#### [What is being asked]
Retyping should cover only the lines from the one containing "Parse this chart and return its data as JSON." through the final line of the records, with pictures omitted.

#### [Dataset rows about figures]
__________

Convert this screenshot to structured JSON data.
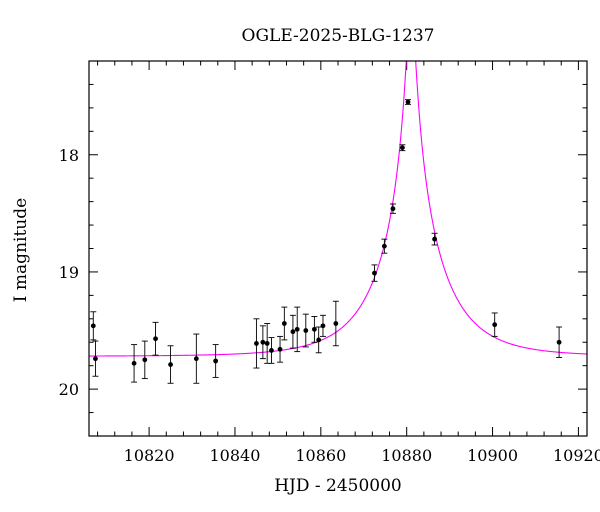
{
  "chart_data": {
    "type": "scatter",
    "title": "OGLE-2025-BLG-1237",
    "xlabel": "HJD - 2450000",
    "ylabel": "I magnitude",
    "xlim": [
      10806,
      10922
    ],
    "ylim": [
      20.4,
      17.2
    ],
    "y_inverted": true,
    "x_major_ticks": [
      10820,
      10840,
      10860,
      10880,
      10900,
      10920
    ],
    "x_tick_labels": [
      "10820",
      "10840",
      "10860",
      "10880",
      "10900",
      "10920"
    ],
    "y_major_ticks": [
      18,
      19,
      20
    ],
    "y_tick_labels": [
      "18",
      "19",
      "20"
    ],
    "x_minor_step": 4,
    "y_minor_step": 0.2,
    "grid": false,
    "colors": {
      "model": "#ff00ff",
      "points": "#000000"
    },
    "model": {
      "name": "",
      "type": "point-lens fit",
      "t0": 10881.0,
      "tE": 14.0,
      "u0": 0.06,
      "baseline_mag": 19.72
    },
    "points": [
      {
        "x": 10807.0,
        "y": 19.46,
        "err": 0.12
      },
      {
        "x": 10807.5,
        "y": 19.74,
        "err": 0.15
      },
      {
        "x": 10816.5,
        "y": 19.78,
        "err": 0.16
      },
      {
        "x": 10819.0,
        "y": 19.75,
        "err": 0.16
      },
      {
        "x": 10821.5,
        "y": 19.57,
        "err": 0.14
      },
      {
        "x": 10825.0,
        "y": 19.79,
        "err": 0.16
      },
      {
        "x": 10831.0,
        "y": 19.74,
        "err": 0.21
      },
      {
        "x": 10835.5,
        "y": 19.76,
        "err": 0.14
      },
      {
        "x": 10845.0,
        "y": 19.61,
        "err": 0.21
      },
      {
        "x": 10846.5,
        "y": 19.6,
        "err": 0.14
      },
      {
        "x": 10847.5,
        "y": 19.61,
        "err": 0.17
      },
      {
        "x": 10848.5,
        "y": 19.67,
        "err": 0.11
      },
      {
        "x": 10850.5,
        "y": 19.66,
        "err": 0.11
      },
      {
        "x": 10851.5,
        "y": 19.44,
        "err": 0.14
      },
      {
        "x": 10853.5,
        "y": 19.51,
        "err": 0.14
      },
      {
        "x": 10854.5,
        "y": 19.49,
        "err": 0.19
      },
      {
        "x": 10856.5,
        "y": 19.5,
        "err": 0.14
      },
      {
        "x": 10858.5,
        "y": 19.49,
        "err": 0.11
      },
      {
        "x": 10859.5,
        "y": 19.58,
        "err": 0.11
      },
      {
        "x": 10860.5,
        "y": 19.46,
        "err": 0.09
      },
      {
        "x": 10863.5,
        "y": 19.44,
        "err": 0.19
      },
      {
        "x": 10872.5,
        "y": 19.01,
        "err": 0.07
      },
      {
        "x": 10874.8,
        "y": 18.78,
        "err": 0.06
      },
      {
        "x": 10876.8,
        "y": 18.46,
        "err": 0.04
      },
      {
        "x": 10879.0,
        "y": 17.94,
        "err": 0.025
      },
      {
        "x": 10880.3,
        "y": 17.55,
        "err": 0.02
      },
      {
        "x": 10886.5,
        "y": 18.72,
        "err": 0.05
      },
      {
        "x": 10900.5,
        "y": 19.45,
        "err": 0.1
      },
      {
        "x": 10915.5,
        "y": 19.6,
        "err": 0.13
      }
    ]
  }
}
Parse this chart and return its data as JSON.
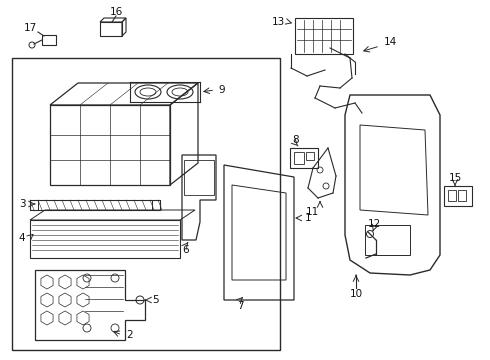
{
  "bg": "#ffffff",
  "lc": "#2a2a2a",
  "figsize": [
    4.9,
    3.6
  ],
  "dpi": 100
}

__________

#### [Output of the task]
Parse this chart and return its data as JSON.
{
  "bg": "#ffffff",
  "lc": "#2a2a2a",
  "figsize": [
    4.9,
    3.6
  ],
  "dpi": 100
}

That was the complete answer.